Source document:

───

Sponge
Inspiration
While interviewing for selective software engineering roles, we noticed something unexpected. Several companies were allowing and even encouraging candidates to use AI tools during technical interviews.
This was not a novelty. It was part of the evaluation.
They were not only testing whether you could write code. They were testing whether you could think clearly and collaborate effectively with AI.
We looked for a way to practice that. Everything we found trained people to solve problems alone, as if AI tools do not exist.
So we built the platform we wanted to use ourselves.
What it does
Sponge is a coding interview simulator built for AI assisted problem solving.
Candidates are placed inside a real Python codebase. The repository is RQ v1.0, an open source job queue library. The task is specific and practical. Implement delayed job execution using enqueue_in and enqueue_at.
Each session includes:
45 minutes
A full in browser editor with the complete file tree
An AI assistant that can be used freely
When the session ends, the submission is scored on two components.
Test accuracy accounts for 50 percent of the score. Twenty automated tests run against the candidate’s implementation. Twelve tests are visible during development. Eight additional tests are hidden and only run at submission. These cover edge cases, scheduling behavior, and correctness under realistic conditions.
Collaboration quality accounts for the remaining 50 percent. The full session log is evaluated, including file edits, test runs, and AI interactions. The rubric measures problem solving, code quality, verification habits, and communication clarity. We also detect patterns such as never running tests or pasting AI output without modification.
The final score combines both dimensions.
How we built it
Frontend
The frontend is built with React and Vite. The editor uses Monaco and mirrors the full RQ repository structure. Every edit, chat message, and test run is stored as a timestamped event in the session log.
Backend
The backend is built with FastAPI and deployed on Vercel. It handles session management, file reconstruction, test execution, and scoring.

───

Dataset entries
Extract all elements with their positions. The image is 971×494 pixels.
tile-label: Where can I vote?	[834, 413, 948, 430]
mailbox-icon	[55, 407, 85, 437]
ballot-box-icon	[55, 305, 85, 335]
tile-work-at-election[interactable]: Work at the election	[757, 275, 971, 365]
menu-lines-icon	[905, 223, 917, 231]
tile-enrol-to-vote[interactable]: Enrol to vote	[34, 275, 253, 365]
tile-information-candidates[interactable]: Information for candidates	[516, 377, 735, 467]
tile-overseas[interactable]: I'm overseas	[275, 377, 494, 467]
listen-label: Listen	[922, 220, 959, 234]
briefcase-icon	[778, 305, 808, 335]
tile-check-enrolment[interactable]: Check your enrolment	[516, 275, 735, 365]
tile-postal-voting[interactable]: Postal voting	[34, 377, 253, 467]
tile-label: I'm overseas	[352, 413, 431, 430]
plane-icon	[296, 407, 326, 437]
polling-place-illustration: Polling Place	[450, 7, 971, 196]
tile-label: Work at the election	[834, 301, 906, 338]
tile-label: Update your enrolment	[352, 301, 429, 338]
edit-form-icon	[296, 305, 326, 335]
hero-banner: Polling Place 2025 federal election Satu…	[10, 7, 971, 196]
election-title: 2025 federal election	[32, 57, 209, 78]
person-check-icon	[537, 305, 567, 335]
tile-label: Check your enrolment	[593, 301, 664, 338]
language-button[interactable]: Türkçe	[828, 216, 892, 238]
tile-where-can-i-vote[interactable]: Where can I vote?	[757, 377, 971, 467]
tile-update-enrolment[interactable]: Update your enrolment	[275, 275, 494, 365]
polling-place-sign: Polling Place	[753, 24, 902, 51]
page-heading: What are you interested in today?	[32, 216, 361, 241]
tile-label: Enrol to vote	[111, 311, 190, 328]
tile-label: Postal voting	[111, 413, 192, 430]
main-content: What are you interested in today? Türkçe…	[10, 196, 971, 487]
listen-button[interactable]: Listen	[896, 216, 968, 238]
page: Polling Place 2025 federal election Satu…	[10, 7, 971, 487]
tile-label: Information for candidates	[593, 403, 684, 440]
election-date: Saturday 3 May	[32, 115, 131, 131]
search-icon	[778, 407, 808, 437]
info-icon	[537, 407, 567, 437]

───

Tasks to complete:
1. Reproduce the part of the Sponge description starting at "The final score" and ending at "execution, and scoring.".
2. Render this sentence from the Sponge description in Spanish: "Sponge is a coding interview simulator built for AI assisted problem solving."
3. According to the Sponge description, how many of the automated tests stay hidden and run only at submission?
None of this work draws on the dataset entries.

Answers for this exercise:
1.
The final score combines both dimensions.
How we built it
Frontend
The frontend is built with React and Vite. The editor uses Monaco and mirrors the full RQ repository structure. Every edit, chat message, and test run is stored as a timestamped event in the session log.
Backend
The backend is built with FastAPI and deployed on Vercel. It handles session management, file reconstruction, test execution, and scoring.

2. Sponge es un simulador de entrevistas de programación diseñado para la resolución de problemas asistida por IA.

3. Eight tests are hidden and run only at submission.